** START OF Material **
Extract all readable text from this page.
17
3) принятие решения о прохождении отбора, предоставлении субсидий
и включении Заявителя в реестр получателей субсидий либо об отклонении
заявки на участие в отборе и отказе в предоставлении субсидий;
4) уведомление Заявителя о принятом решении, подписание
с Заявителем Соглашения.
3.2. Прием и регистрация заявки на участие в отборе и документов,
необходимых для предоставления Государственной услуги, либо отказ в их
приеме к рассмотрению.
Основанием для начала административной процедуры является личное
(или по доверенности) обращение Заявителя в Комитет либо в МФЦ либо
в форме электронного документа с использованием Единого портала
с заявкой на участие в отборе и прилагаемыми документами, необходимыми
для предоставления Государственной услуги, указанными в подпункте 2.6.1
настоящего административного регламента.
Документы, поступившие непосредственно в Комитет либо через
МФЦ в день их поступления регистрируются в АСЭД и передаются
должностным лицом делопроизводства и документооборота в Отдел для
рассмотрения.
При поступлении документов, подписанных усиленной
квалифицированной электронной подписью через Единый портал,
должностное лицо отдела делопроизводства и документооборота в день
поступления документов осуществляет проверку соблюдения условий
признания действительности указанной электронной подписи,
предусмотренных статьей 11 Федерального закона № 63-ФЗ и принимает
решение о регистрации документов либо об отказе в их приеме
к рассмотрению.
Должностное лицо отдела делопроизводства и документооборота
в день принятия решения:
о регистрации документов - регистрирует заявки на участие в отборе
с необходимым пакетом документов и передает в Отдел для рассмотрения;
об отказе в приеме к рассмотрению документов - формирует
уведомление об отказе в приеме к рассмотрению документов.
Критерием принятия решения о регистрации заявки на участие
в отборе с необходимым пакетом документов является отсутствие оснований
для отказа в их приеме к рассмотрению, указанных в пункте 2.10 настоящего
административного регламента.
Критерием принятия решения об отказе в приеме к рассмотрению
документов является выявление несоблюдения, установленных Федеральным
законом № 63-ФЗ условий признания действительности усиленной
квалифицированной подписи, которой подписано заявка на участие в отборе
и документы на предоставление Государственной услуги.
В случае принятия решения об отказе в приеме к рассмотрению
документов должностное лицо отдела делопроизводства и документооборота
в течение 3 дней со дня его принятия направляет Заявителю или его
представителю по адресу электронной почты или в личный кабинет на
** END OF Material **
## [The task]
Above are some records; repeat all of them exactly.

## [Task result]
Extract all readable text from this page.
17
3) принятие решения о прохождении отбора, предоставлении субсидий
и включении Заявителя в реестр получателей субсидий либо об отклонении
заявки на участие в отборе и отказе в предоставлении субсидий;
4) уведомление Заявителя о принятом решении, подписание
с Заявителем Соглашения.
3.2. Прием и регистрация заявки на участие в отборе и документов,
необходимых для предоставления Государственной услуги, либо отказ в их
приеме к рассмотрению.
Основанием для начала административной процедуры является личное
(или по доверенности) обращение Заявителя в Комитет либо в МФЦ либо
в форме электронного документа с использованием Единого портала
с заявкой на участие в отборе и прилагаемыми документами, необходимыми
для предоставления Государственной услуги, указанными в подпункте 2.6.1
настоящего административного регламента.
Документы, поступившие непосредственно в Комитет либо через
МФЦ в день их поступления регистрируются в АСЭД и передаются
должностным лицом делопроизводства и документооборота в Отдел для
рассмотрения.
При поступлении документов, подписанных усиленной
квалифицированной электронной подписью через Единый портал,
должностное лицо отдела делопроизводства и документооборота в день
поступления документов осуществляет проверку соблюдения условий
признания действительности указанной электронной подписи,
предусмотренных статьей 11 Федерального закона № 63-ФЗ и принимает
решение о регистрации документов либо об отказе в их приеме
к рассмотрению.
Должностное лицо отдела делопроизводства и документооборота
в день принятия решения:
о регистрации документов - регистрирует заявки на участие в отборе
с необходимым пакетом документов и передает в Отдел для рассмотрения;
об отказе в приеме к рассмотрению документов - формирует
уведомление об отказе в приеме к рассмотрению документов.
Критерием принятия решения о регистрации заявки на участие
в отборе с необходимым пакетом документов является отсутствие оснований
для отказа в их приеме к рассмотрению, указанных в пункте 2.10 настоящего
административного регламента.
Критерием принятия решения об отказе в приеме к рассмотрению
документов является выявление несоблюдения, установленных Федеральным
законом № 63-ФЗ условий признания действительности усиленной
квалифицированной подписи, которой подписано заявка на участие в отборе
и документы на предоставление Государственной услуги.
В случае принятия решения об отказе в приеме к рассмотрению
документов должностное лицо отдела делопроизводства и документооборота
в течение 3 дней со дня его принятия направляет Заявителю или его
представителю по адресу электронной почты или в личный кабинет на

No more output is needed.